## START RECORDS TO USE

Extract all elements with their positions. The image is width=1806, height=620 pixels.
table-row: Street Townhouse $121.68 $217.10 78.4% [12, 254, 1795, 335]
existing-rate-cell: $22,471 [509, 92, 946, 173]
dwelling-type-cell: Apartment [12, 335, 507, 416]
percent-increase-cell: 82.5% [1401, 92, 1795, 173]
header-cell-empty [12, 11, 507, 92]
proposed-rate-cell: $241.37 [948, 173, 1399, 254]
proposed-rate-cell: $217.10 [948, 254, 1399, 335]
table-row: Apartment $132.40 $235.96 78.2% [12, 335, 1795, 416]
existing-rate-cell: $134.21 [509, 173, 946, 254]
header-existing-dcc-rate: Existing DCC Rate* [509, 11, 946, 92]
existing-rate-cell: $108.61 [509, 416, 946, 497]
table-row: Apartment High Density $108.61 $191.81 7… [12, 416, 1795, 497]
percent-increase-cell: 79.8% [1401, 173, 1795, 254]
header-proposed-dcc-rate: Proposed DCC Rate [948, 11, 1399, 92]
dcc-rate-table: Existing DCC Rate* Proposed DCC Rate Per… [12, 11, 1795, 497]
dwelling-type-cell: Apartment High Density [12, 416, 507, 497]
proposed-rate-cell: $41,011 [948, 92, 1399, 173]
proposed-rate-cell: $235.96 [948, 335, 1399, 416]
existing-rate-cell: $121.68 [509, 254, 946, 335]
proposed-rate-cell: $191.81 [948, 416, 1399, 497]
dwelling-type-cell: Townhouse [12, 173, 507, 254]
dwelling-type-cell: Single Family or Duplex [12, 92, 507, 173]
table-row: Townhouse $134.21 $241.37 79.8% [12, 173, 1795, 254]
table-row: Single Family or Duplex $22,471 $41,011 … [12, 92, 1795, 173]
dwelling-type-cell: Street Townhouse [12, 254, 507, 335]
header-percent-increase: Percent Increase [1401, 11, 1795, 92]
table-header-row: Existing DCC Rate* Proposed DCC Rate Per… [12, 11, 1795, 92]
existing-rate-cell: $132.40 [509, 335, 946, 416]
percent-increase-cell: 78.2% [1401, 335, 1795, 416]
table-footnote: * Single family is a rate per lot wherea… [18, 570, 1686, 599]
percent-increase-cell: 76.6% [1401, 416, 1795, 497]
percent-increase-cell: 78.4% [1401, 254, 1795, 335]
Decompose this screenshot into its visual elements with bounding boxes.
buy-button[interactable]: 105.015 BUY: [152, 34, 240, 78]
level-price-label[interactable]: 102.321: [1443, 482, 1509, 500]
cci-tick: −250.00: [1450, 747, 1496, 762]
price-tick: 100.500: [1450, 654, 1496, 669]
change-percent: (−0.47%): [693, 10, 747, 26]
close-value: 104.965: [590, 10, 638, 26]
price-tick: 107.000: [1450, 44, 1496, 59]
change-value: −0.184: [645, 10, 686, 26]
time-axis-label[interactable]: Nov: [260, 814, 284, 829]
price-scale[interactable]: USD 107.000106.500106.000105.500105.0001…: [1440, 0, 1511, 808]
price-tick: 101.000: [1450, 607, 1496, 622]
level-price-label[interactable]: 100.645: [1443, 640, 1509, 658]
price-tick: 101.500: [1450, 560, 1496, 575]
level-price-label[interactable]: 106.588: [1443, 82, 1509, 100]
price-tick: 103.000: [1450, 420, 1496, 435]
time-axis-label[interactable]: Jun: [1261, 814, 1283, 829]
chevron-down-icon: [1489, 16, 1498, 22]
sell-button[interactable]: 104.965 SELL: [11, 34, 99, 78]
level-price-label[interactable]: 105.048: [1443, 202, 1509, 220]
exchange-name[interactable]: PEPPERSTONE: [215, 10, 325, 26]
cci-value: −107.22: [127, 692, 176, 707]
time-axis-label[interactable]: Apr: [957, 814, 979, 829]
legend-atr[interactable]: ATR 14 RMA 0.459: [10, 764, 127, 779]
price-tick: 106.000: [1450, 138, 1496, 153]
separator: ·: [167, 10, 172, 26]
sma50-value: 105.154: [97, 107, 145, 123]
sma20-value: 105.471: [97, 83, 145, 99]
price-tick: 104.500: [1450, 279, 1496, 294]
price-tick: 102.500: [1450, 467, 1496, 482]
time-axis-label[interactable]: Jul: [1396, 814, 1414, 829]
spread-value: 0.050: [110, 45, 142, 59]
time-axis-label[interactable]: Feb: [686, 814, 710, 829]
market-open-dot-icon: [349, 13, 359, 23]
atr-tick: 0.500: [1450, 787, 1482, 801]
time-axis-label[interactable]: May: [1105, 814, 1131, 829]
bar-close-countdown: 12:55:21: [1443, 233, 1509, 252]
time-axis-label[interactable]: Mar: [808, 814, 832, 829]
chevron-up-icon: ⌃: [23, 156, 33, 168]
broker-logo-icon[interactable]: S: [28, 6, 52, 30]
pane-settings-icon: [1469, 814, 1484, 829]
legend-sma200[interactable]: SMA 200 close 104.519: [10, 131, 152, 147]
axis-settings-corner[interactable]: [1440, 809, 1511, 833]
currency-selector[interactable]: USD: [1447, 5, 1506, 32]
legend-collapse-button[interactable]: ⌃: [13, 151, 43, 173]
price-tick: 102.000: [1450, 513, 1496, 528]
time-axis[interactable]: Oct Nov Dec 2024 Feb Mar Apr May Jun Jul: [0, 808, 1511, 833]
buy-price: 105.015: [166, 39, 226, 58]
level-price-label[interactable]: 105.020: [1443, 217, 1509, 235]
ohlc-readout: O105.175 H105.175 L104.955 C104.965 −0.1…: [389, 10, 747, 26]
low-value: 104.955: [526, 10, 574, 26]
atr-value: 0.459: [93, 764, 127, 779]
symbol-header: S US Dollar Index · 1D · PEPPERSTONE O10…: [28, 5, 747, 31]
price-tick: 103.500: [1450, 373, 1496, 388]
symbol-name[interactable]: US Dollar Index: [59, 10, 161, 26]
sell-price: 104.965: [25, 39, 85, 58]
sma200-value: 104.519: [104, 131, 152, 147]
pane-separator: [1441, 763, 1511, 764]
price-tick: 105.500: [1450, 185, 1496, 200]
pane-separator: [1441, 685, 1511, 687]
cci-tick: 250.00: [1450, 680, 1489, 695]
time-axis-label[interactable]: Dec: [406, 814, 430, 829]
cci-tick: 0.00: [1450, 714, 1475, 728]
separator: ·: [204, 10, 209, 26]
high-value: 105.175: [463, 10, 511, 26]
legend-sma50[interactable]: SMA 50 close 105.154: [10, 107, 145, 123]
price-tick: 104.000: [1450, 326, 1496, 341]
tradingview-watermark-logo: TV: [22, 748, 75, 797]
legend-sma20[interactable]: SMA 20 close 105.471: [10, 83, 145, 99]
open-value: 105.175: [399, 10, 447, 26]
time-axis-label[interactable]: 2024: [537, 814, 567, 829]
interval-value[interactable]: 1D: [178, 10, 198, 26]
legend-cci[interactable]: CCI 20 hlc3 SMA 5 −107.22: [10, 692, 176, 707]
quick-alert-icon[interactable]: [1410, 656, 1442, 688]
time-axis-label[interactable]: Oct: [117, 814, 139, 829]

## END RECORDS TO USE

▸ TASK TO COMPLETE
Switch "dwelling-type-cell" to "housing-type-cell" throughout all the records, and write the lines out again with nothing else altered.

▸ FULL SOLUTION
Extract all elements with their positions. The image is width=1806, height=620 pixels.
table-row: Street Townhouse $121.68 $217.10 78.4% [12, 254, 1795, 335]
existing-rate-cell: $22,471 [509, 92, 946, 173]
housing-type-cell: Apartment [12, 335, 507, 416]
percent-increase-cell: 82.5% [1401, 92, 1795, 173]
header-cell-empty [12, 11, 507, 92]
proposed-rate-cell: $241.37 [948, 173, 1399, 254]
proposed-rate-cell: $217.10 [948, 254, 1399, 335]
table-row: Apartment $132.40 $235.96 78.2% [12, 335, 1795, 416]
existing-rate-cell: $134.21 [509, 173, 946, 254]
header-existing-dcc-rate: Existing DCC Rate* [509, 11, 946, 92]
existing-rate-cell: $108.61 [509, 416, 946, 497]
table-row: Apartment High Density $108.61 $191.81 7… [12, 416, 1795, 497]
percent-increase-cell: 79.8% [1401, 173, 1795, 254]
header-proposed-dcc-rate: Proposed DCC Rate [948, 11, 1399, 92]
dcc-rate-table: Existing DCC Rate* Proposed DCC Rate Per… [12, 11, 1795, 497]
housing-type-cell: Apartment High Density [12, 416, 507, 497]
proposed-rate-cell: $41,011 [948, 92, 1399, 173]
proposed-rate-cell: $235.96 [948, 335, 1399, 416]
existing-rate-cell: $121.68 [509, 254, 946, 335]
proposed-rate-cell: $191.81 [948, 416, 1399, 497]
housing-type-cell: Townhouse [12, 173, 507, 254]
housing-type-cell: Single Family or Duplex [12, 92, 507, 173]
table-row: Townhouse $134.21 $241.37 79.8% [12, 173, 1795, 254]
table-row: Single Family or Duplex $22,471 $41,011 … [12, 92, 1795, 173]
housing-type-cell: Street Townhouse [12, 254, 507, 335]
header-percent-increase: Percent Increase [1401, 11, 1795, 92]
table-header-row: Existing DCC Rate* Proposed DCC Rate Per… [12, 11, 1795, 92]
existing-rate-cell: $132.40 [509, 335, 946, 416]
percent-increase-cell: 78.2% [1401, 335, 1795, 416]
table-footnote: * Single family is a rate per lot wherea… [18, 570, 1686, 599]
percent-increase-cell: 76.6% [1401, 416, 1795, 497]
percent-increase-cell: 78.4% [1401, 254, 1795, 335]
Decompose this screenshot into its visual elements with bounding boxes.
buy-button[interactable]: 105.015 BUY: [152, 34, 240, 78]
level-price-label[interactable]: 102.321: [1443, 482, 1509, 500]
cci-tick: −250.00: [1450, 747, 1496, 762]
price-tick: 100.500: [1450, 654, 1496, 669]
change-percent: (−0.47%): [693, 10, 747, 26]
close-value: 104.965: [590, 10, 638, 26]
price-tick: 107.000: [1450, 44, 1496, 59]
change-value: −0.184: [645, 10, 686, 26]
time-axis-label[interactable]: Nov: [260, 814, 284, 829]
price-scale[interactable]: USD 107.000106.500106.000105.500105.0001…: [1440, 0, 1511, 808]
price-tick: 101.000: [1450, 607, 1496, 622]
level-price-label[interactable]: 100.645: [1443, 640, 1509, 658]
price-tick: 101.500: [1450, 560, 1496, 575]
level-price-label[interactable]: 106.588: [1443, 82, 1509, 100]
price-tick: 103.000: [1450, 420, 1496, 435]
time-axis-label[interactable]: Jun: [1261, 814, 1283, 829]
chevron-down-icon: [1489, 16, 1498, 22]
sell-button[interactable]: 104.965 SELL: [11, 34, 99, 78]
level-price-label[interactable]: 105.048: [1443, 202, 1509, 220]
exchange-name[interactable]: PEPPERSTONE: [215, 10, 325, 26]
cci-value: −107.22: [127, 692, 176, 707]
time-axis-label[interactable]: Apr: [957, 814, 979, 829]
legend-atr[interactable]: ATR 14 RMA 0.459: [10, 764, 127, 779]
price-tick: 106.000: [1450, 138, 1496, 153]
separator: ·: [167, 10, 172, 26]
sma50-value: 105.154: [97, 107, 145, 123]
sma20-value: 105.471: [97, 83, 145, 99]
price-tick: 104.500: [1450, 279, 1496, 294]
price-tick: 102.500: [1450, 467, 1496, 482]
time-axis-label[interactable]: Jul: [1396, 814, 1414, 829]
spread-value: 0.050: [110, 45, 142, 59]
time-axis-label[interactable]: Feb: [686, 814, 710, 829]
market-open-dot-icon: [349, 13, 359, 23]
atr-tick: 0.500: [1450, 787, 1482, 801]
time-axis-label[interactable]: May: [1105, 814, 1131, 829]
bar-close-countdown: 12:55:21: [1443, 233, 1509, 252]
time-axis-label[interactable]: Mar: [808, 814, 832, 829]
chevron-up-icon: ⌃: [23, 156, 33, 168]
broker-logo-icon[interactable]: S: [28, 6, 52, 30]
pane-settings-icon: [1469, 814, 1484, 829]
legend-sma200[interactable]: SMA 200 close 104.519: [10, 131, 152, 147]
axis-settings-corner[interactable]: [1440, 809, 1511, 833]
currency-selector[interactable]: USD: [1447, 5, 1506, 32]
legend-collapse-button[interactable]: ⌃: [13, 151, 43, 173]
price-tick: 102.000: [1450, 513, 1496, 528]
time-axis[interactable]: Oct Nov Dec 2024 Feb Mar Apr May Jun Jul: [0, 808, 1511, 833]
buy-price: 105.015: [166, 39, 226, 58]
level-price-label[interactable]: 105.020: [1443, 217, 1509, 235]
ohlc-readout: O105.175 H105.175 L104.955 C104.965 −0.1…: [389, 10, 747, 26]
low-value: 104.955: [526, 10, 574, 26]
atr-value: 0.459: [93, 764, 127, 779]
symbol-header: S US Dollar Index · 1D · PEPPERSTONE O10…: [28, 5, 747, 31]
price-tick: 103.500: [1450, 373, 1496, 388]
symbol-name[interactable]: US Dollar Index: [59, 10, 161, 26]
sell-price: 104.965: [25, 39, 85, 58]
sma200-value: 104.519: [104, 131, 152, 147]
pane-separator: [1441, 763, 1511, 764]
price-tick: 105.500: [1450, 185, 1496, 200]
pane-separator: [1441, 685, 1511, 687]
cci-tick: 250.00: [1450, 680, 1489, 695]
time-axis-label[interactable]: Dec: [406, 814, 430, 829]
cci-tick: 0.00: [1450, 714, 1475, 728]
separator: ·: [204, 10, 209, 26]
high-value: 105.175: [463, 10, 511, 26]
legend-sma50[interactable]: SMA 50 close 105.154: [10, 107, 145, 123]
price-tick: 104.000: [1450, 326, 1496, 341]
tradingview-watermark-logo: TV: [22, 748, 75, 797]
legend-sma20[interactable]: SMA 20 close 105.471: [10, 83, 145, 99]
open-value: 105.175: [399, 10, 447, 26]
time-axis-label[interactable]: 2024: [537, 814, 567, 829]
interval-value[interactable]: 1D: [178, 10, 198, 26]
legend-cci[interactable]: CCI 20 hlc3 SMA 5 −107.22: [10, 692, 176, 707]
quick-alert-icon[interactable]: [1410, 656, 1442, 688]
time-axis-label[interactable]: Oct: [117, 814, 139, 829]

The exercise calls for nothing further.